» What is needed: Reproduce each line that includes the word "content".

Dataset rows about figures
::::

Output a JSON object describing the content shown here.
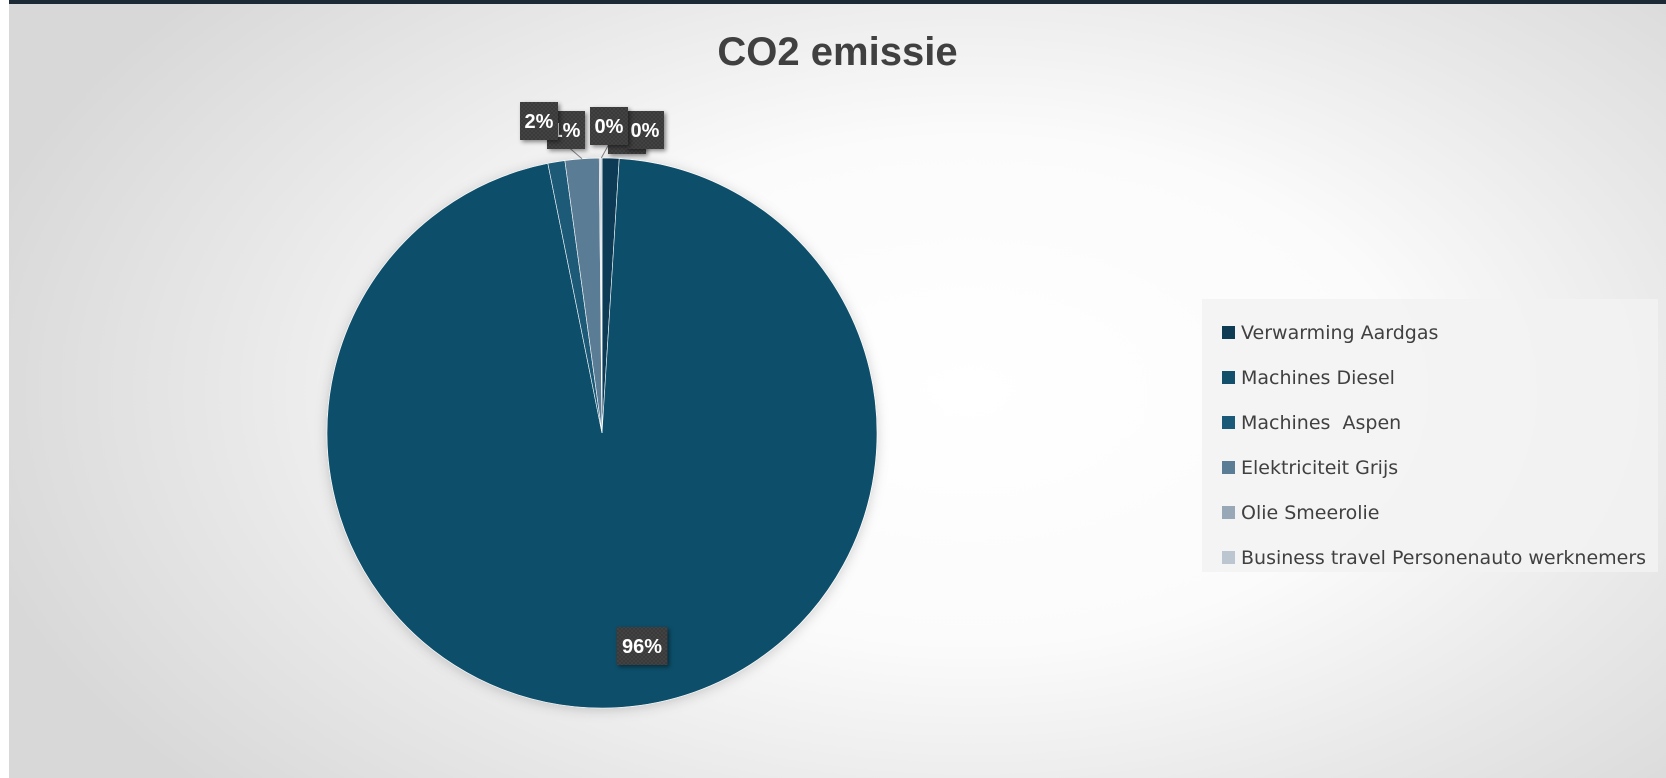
{
  "chart_data": {
    "type": "pie",
    "title": "CO2 emissie",
    "categories": [
      "Verwarming Aardgas",
      "Machines Diesel",
      "Machines  Aspen",
      "Elektriciteit Grijs",
      "Olie Smeerolie",
      "Business travel Personenauto werknemers"
    ],
    "values": [
      1,
      96,
      1,
      2,
      0,
      0
    ],
    "data_labels": [
      "1%",
      "96%",
      "1%",
      "2%",
      "0%",
      "0%"
    ],
    "colors": [
      "#0f3b55",
      "#114f6b",
      "#1a5a78",
      "#5a7d95",
      "#98a8b7",
      "#bcc6d0"
    ],
    "legend_position": "right"
  }
}
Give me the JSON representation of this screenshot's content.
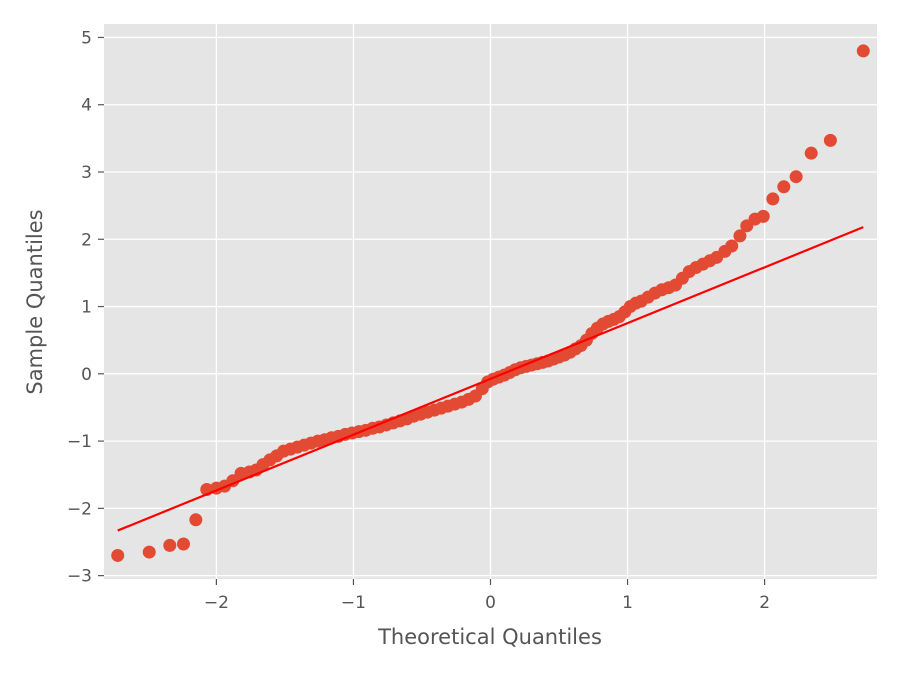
{
  "chart_data": {
    "type": "scatter",
    "title": "",
    "xlabel": "Theoretical Quantiles",
    "ylabel": "Sample Quantiles",
    "xlim": [
      -2.82,
      2.82
    ],
    "ylim": [
      -3.05,
      5.2
    ],
    "x_ticks": [
      -2,
      -1,
      0,
      1,
      2
    ],
    "x_tick_labels": [
      "−2",
      "−1",
      "0",
      "1",
      "2"
    ],
    "y_ticks": [
      -3,
      -2,
      -1,
      0,
      1,
      2,
      3,
      4,
      5
    ],
    "y_tick_labels": [
      "−3",
      "−2",
      "−1",
      "0",
      "1",
      "2",
      "3",
      "4",
      "5"
    ],
    "grid": true,
    "colors": {
      "background": "#E5E5E5",
      "grid": "#FFFFFF",
      "points": "#E24A33",
      "line": "#FF0000",
      "text": "#555555"
    },
    "reference_line": {
      "x": [
        -2.72,
        2.72
      ],
      "y": [
        -2.33,
        2.18
      ]
    },
    "series": [
      {
        "points": [
          [
            -2.72,
            -2.7
          ],
          [
            -2.49,
            -2.65
          ],
          [
            -2.34,
            -2.55
          ],
          [
            -2.24,
            -2.53
          ],
          [
            -2.15,
            -2.17
          ],
          [
            -2.07,
            -1.72
          ],
          [
            -2.0,
            -1.7
          ],
          [
            -1.94,
            -1.67
          ],
          [
            -1.88,
            -1.59
          ],
          [
            -1.82,
            -1.48
          ],
          [
            -1.76,
            -1.46
          ],
          [
            -1.71,
            -1.43
          ],
          [
            -1.66,
            -1.35
          ],
          [
            -1.61,
            -1.28
          ],
          [
            -1.56,
            -1.22
          ],
          [
            -1.51,
            -1.15
          ],
          [
            -1.46,
            -1.12
          ],
          [
            -1.41,
            -1.09
          ],
          [
            -1.36,
            -1.06
          ],
          [
            -1.31,
            -1.03
          ],
          [
            -1.26,
            -1.0
          ],
          [
            -1.21,
            -0.98
          ],
          [
            -1.16,
            -0.95
          ],
          [
            -1.11,
            -0.93
          ],
          [
            -1.06,
            -0.9
          ],
          [
            -1.01,
            -0.88
          ],
          [
            -0.96,
            -0.86
          ],
          [
            -0.91,
            -0.84
          ],
          [
            -0.86,
            -0.81
          ],
          [
            -0.81,
            -0.79
          ],
          [
            -0.76,
            -0.76
          ],
          [
            -0.71,
            -0.73
          ],
          [
            -0.66,
            -0.7
          ],
          [
            -0.61,
            -0.67
          ],
          [
            -0.56,
            -0.63
          ],
          [
            -0.51,
            -0.6
          ],
          [
            -0.46,
            -0.57
          ],
          [
            -0.41,
            -0.54
          ],
          [
            -0.36,
            -0.51
          ],
          [
            -0.31,
            -0.48
          ],
          [
            -0.26,
            -0.45
          ],
          [
            -0.21,
            -0.42
          ],
          [
            -0.16,
            -0.38
          ],
          [
            -0.11,
            -0.33
          ],
          [
            -0.06,
            -0.22
          ],
          [
            -0.02,
            -0.12
          ],
          [
            0.02,
            -0.08
          ],
          [
            0.06,
            -0.05
          ],
          [
            0.1,
            -0.02
          ],
          [
            0.14,
            0.02
          ],
          [
            0.18,
            0.06
          ],
          [
            0.22,
            0.09
          ],
          [
            0.26,
            0.11
          ],
          [
            0.3,
            0.13
          ],
          [
            0.34,
            0.15
          ],
          [
            0.38,
            0.17
          ],
          [
            0.42,
            0.19
          ],
          [
            0.46,
            0.22
          ],
          [
            0.5,
            0.25
          ],
          [
            0.54,
            0.28
          ],
          [
            0.58,
            0.32
          ],
          [
            0.62,
            0.37
          ],
          [
            0.66,
            0.42
          ],
          [
            0.7,
            0.5
          ],
          [
            0.74,
            0.6
          ],
          [
            0.78,
            0.68
          ],
          [
            0.82,
            0.74
          ],
          [
            0.86,
            0.78
          ],
          [
            0.9,
            0.81
          ],
          [
            0.94,
            0.85
          ],
          [
            0.98,
            0.92
          ],
          [
            1.02,
            1.0
          ],
          [
            1.06,
            1.05
          ],
          [
            1.1,
            1.08
          ],
          [
            1.15,
            1.14
          ],
          [
            1.2,
            1.2
          ],
          [
            1.25,
            1.25
          ],
          [
            1.3,
            1.28
          ],
          [
            1.35,
            1.32
          ],
          [
            1.4,
            1.42
          ],
          [
            1.45,
            1.52
          ],
          [
            1.5,
            1.58
          ],
          [
            1.55,
            1.63
          ],
          [
            1.6,
            1.68
          ],
          [
            1.65,
            1.73
          ],
          [
            1.71,
            1.82
          ],
          [
            1.76,
            1.9
          ],
          [
            1.82,
            2.05
          ],
          [
            1.87,
            2.2
          ],
          [
            1.93,
            2.3
          ],
          [
            1.99,
            2.34
          ],
          [
            2.06,
            2.6
          ],
          [
            2.14,
            2.78
          ],
          [
            2.23,
            2.93
          ],
          [
            2.34,
            3.28
          ],
          [
            2.48,
            3.47
          ],
          [
            2.72,
            4.8
          ]
        ]
      }
    ]
  }
}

::::

» Complete response:
Output a JSON object describing the content shown here.
Give me the JSON representation of this screenshot's content.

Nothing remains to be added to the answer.